GIVEN PROBLEM —
The listing below should be written out exactly; please include all of it.

AVAILABLE RECORDS —
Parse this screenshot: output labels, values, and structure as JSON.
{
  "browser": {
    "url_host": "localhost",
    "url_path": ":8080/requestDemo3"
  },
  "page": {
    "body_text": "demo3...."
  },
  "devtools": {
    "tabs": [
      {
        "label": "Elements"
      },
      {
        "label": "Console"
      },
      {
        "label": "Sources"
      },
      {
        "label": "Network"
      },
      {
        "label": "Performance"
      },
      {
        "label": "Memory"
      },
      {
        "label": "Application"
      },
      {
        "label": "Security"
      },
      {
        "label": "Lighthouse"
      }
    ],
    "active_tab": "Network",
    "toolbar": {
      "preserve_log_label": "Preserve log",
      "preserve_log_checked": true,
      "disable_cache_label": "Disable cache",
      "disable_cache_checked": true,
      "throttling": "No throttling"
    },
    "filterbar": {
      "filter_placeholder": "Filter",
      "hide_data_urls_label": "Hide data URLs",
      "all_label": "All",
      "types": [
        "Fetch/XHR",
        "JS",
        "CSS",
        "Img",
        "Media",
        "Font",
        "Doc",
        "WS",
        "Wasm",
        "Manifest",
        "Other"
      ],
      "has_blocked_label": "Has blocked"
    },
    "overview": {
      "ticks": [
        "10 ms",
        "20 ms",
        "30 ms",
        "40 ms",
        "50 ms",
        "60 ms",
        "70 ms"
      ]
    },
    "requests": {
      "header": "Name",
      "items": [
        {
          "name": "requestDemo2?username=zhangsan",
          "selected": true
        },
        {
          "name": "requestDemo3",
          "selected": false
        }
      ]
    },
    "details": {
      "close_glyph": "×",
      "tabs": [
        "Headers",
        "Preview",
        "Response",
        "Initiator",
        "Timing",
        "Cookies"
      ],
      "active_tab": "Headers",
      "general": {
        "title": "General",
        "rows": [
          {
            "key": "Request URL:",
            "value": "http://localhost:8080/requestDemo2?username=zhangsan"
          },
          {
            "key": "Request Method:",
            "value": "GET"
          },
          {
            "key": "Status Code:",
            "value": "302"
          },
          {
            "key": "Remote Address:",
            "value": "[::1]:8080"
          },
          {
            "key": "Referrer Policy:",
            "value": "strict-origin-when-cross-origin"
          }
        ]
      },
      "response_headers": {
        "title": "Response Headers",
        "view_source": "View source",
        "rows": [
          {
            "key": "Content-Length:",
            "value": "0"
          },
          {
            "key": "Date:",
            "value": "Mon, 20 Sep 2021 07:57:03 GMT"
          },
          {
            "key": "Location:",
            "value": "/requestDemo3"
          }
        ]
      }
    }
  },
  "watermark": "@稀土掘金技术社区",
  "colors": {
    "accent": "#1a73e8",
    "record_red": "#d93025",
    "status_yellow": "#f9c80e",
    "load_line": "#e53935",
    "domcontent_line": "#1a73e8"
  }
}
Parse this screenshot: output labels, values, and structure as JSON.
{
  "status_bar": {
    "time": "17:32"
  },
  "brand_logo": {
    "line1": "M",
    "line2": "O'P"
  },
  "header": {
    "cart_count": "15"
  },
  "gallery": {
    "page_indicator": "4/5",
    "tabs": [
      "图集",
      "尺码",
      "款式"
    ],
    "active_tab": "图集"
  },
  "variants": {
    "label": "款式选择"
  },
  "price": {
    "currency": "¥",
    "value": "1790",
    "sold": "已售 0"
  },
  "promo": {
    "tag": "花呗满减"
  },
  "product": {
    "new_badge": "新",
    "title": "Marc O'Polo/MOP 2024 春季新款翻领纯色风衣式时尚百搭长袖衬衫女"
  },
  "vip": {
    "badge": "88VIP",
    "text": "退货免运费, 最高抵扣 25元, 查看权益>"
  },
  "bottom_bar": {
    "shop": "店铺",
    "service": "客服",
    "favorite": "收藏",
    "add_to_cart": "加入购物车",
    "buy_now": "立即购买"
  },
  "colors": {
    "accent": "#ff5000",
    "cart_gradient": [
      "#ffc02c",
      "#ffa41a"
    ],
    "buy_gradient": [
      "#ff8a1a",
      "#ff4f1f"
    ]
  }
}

EXERCISE OUTPUT —
Parse this screenshot: output labels, values, and structure as JSON.
{
  "browser": {
    "url_host": "localhost",
    "url_path": ":8080/requestDemo3"
  },
  "page": {
    "body_text": "demo3...."
  },
  "devtools": {
    "tabs": [
      {
        "label": "Elements"
      },
      {
        "label": "Console"
      },
      {
        "label": "Sources"
      },
      {
        "label": "Network"
      },
      {
        "label": "Performance"
      },
      {
        "label": "Memory"
      },
      {
        "label": "Application"
      },
      {
        "label": "Security"
      },
      {
        "label": "Lighthouse"
      }
    ],
    "active_tab": "Network",
    "toolbar": {
      "preserve_log_label": "Preserve log",
      "preserve_log_checked": true,
      "disable_cache_label": "Disable cache",
      "disable_cache_checked": true,
      "throttling": "No throttling"
    },
    "filterbar": {
      "filter_placeholder": "Filter",
      "hide_data_urls_label": "Hide data URLs",
      "all_label": "All",
      "types": [
        "Fetch/XHR",
        "JS",
        "CSS",
        "Img",
        "Media",
        "Font",
        "Doc",
        "WS",
        "Wasm",
        "Manifest",
        "Other"
      ],
      "has_blocked_label": "Has blocked"
    },
    "overview": {
      "ticks": [
        "10 ms",
        "20 ms",
        "30 ms",
        "40 ms",
        "50 ms",
        "60 ms",
        "70 ms"
      ]
    },
    "requests": {
      "header": "Name",
      "items": [
        {
          "name": "requestDemo2?username=zhangsan",
          "selected": true
        },
        {
          "name": "requestDemo3",
          "selected": false
        }
      ]
    },
    "details": {
      "close_glyph": "×",
      "tabs": [
        "Headers",
        "Preview",
        "Response",
        "Initiator",
        "Timing",
        "Cookies"
      ],
      "active_tab": "Headers",
      "general": {
        "title": "General",
        "rows": [
          {
            "key": "Request URL:",
            "value": "http://localhost:8080/requestDemo2?username=zhangsan"
          },
          {
            "key": "Request Method:",
            "value": "GET"
          },
          {
            "key": "Status Code:",
            "value": "302"
          },
          {
            "key": "Remote Address:",
            "value": "[::1]:8080"
          },
          {
            "key": "Referrer Policy:",
            "value": "strict-origin-when-cross-origin"
          }
        ]
      },
      "response_headers": {
        "title": "Response Headers",
        "view_source": "View source",
        "rows": [
          {
            "key": "Content-Length:",
            "value": "0"
          },
          {
            "key": "Date:",
            "value": "Mon, 20 Sep 2021 07:57:03 GMT"
          },
          {
            "key": "Location:",
            "value": "/requestDemo3"
          }
        ]
      }
    }
  },
  "watermark": "@稀土掘金技术社区",
  "colors": {
    "accent": "#1a73e8",
    "record_red": "#d93025",
    "status_yellow": "#f9c80e",
    "load_line": "#e53935",
    "domcontent_line": "#1a73e8"
  }
}
Parse this screenshot: output labels, values, and structure as JSON.
{
  "status_bar": {
    "time": "17:32"
  },
  "brand_logo": {
    "line1": "M",
    "line2": "O'P"
  },
  "header": {
    "cart_count": "15"
  },
  "gallery": {
    "page_indicator": "4/5",
    "tabs": [
      "图集",
      "尺码",
      "款式"
    ],
    "active_tab": "图集"
  },
  "variants": {
    "label": "款式选择"
  },
  "price": {
    "currency": "¥",
    "value": "1790",
    "sold": "已售 0"
  },
  "promo": {
    "tag": "花呗满减"
  },
  "product": {
    "new_badge": "新",
    "title": "Marc O'Polo/MOP 2024 春季新款翻领纯色风衣式时尚百搭长袖衬衫女"
  },
  "vip": {
    "badge": "88VIP",
    "text": "退货免运费, 最高抵扣 25元, 查看权益>"
  },
  "bottom_bar": {
    "shop": "店铺",
    "service": "客服",
    "favorite": "收藏",
    "add_to_cart": "加入购物车",
    "buy_now": "立即购买"
  },
  "colors": {
    "accent": "#ff5000",
    "cart_gradient": [
      "#ffc02c",
      "#ffa41a"
    ],
    "buy_gradient": [
      "#ff8a1a",
      "#ff4f1f"
    ]
  }
}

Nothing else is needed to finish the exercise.